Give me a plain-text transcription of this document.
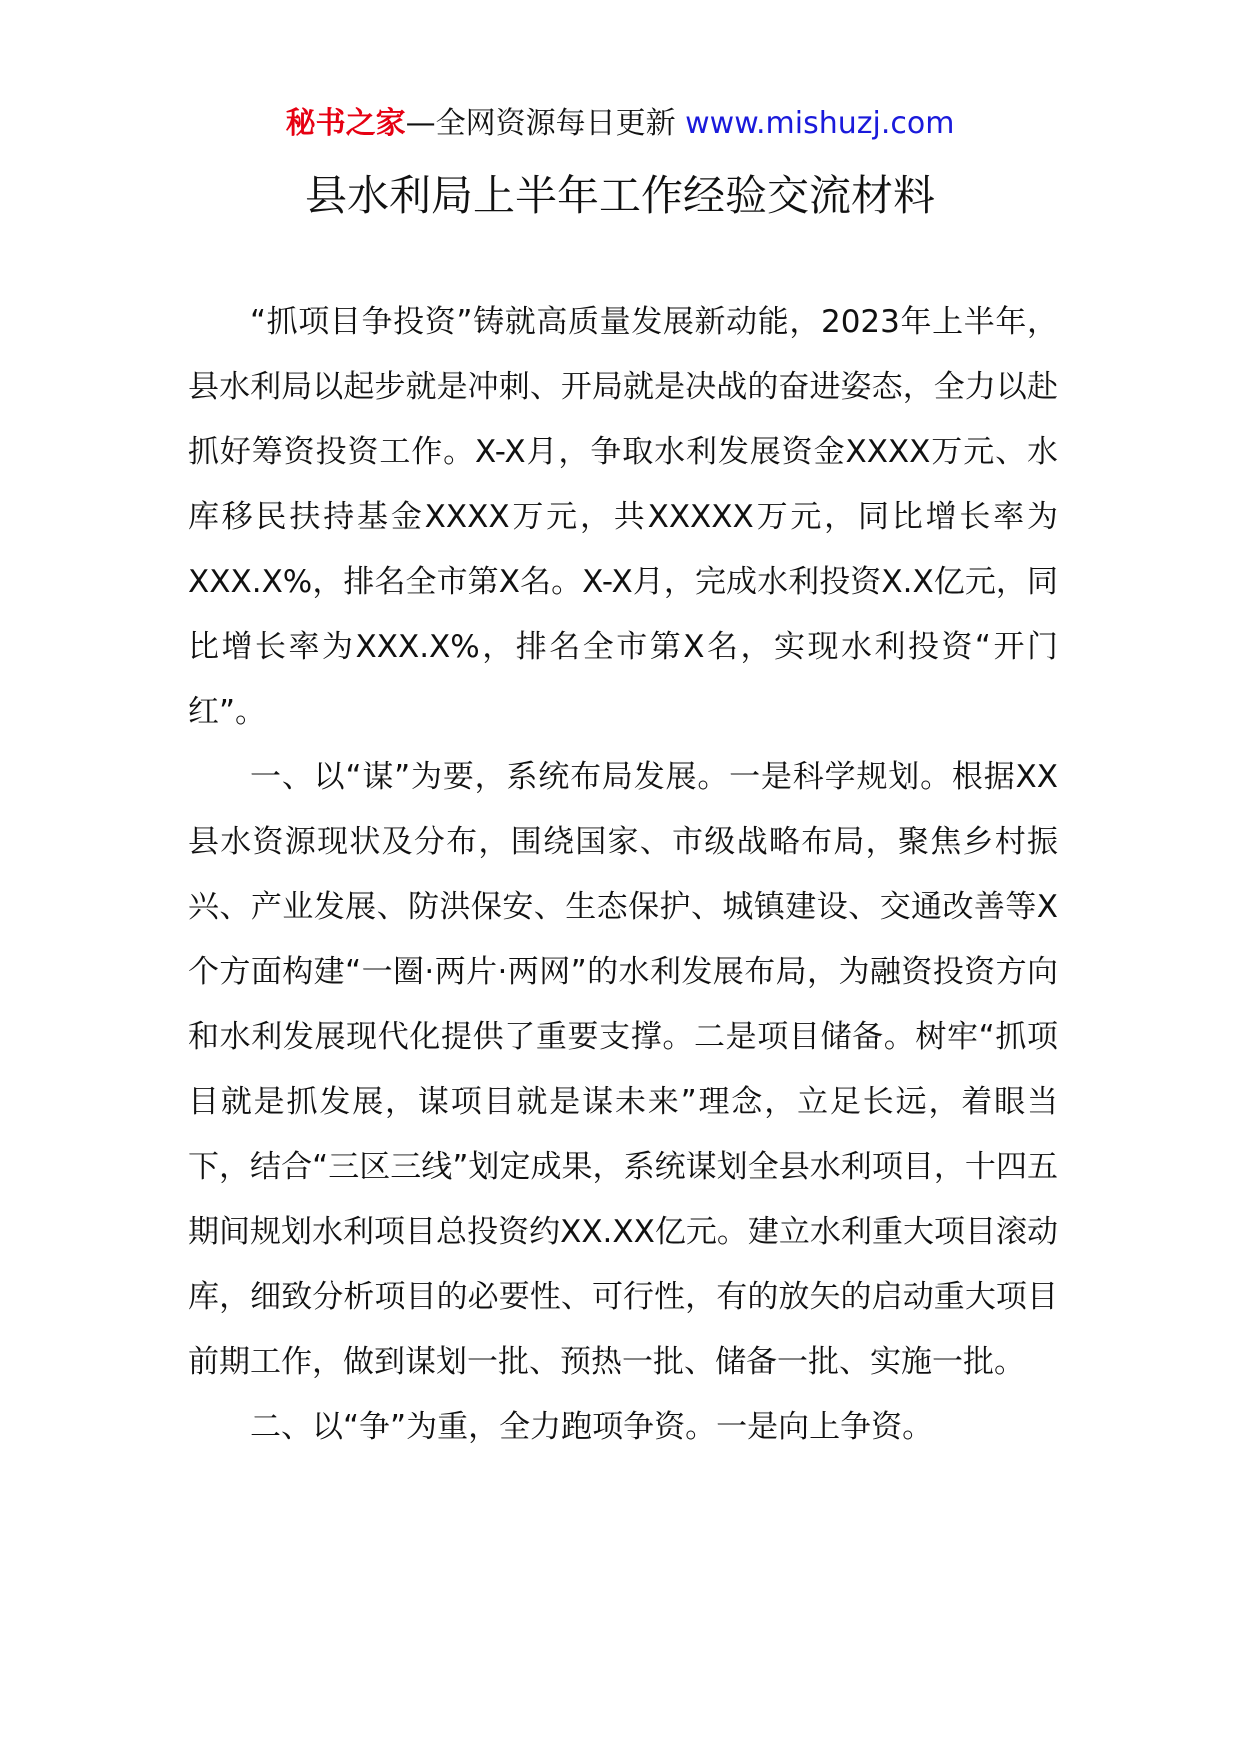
秘书之家—全网资源每日更新 www.mishuzj.com
县水利局上半年工作经验交流材料

“抓项目争投资”铸就高质量发展新动能，2023年上半年，县水利局以起步就是冲刺、开局就是决战的奋进姿态，全力以赴抓好筹资投资工作。X-X月，争取水利发展资金XXXX万元、水库移民扶持基金XXXX万元，共XXXXX万元，同比增长率为XXX.X%，排名全市第X名。X-X月，完成水利投资X.X亿元，同比增长率为XXX.X%，排名全市第X名，实现水利投资“开门红”。

一、以“谋”为要，系统布局发展。一是科学规划。根据XX县水资源现状及分布，围绕国家、市级战略布局，聚焦乡村振兴、产业发展、防洪保安、生态保护、城镇建设、交通改善等X个方面构建“一圈·两片·两网”的水利发展布局，为融资投资方向和水利发展现代化提供了重要支撑。二是项目储备。树牢“抓项目就是抓发展，谋项目就是谋未来”理念，立足长远，着眼当下，结合“三区三线”划定成果，系统谋划全县水利项目，十四五期间规划水利项目总投资约XX.XX亿元。建立水利重大项目滚动库，细致分析项目的必要性、可行性，有的放矢的启动重大项目前期工作，做到谋划一批、预热一批、储备一批、实施一批。

二、以“争”为重，全力跑项争资。一是向上争资。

+--

• Problem to work on
Transcribe the records above verbatim. Do not carry over any picture.

• Full response
Give me a plain-text transcription of this document.
秘书之家—全网资源每日更新 www.mishuzj.com
县水利局上半年工作经验交流材料

“抓项目争投资”铸就高质量发展新动能，2023年上半年，县水利局以起步就是冲刺、开局就是决战的奋进姿态，全力以赴抓好筹资投资工作。X-X月，争取水利发展资金XXXX万元、水库移民扶持基金XXXX万元，共XXXXX万元，同比增长率为XXX.X%，排名全市第X名。X-X月，完成水利投资X.X亿元，同比增长率为XXX.X%，排名全市第X名，实现水利投资“开门红”。

一、以“谋”为要，系统布局发展。一是科学规划。根据XX县水资源现状及分布，围绕国家、市级战略布局，聚焦乡村振兴、产业发展、防洪保安、生态保护、城镇建设、交通改善等X个方面构建“一圈·两片·两网”的水利发展布局，为融资投资方向和水利发展现代化提供了重要支撑。二是项目储备。树牢“抓项目就是抓发展，谋项目就是谋未来”理念，立足长远，着眼当下，结合“三区三线”划定成果，系统谋划全县水利项目，十四五期间规划水利项目总投资约XX.XX亿元。建立水利重大项目滚动库，细致分析项目的必要性、可行性，有的放矢的启动重大项目前期工作，做到谋划一批、预热一批、储备一批、实施一批。

二、以“争”为重，全力跑项争资。一是向上争资。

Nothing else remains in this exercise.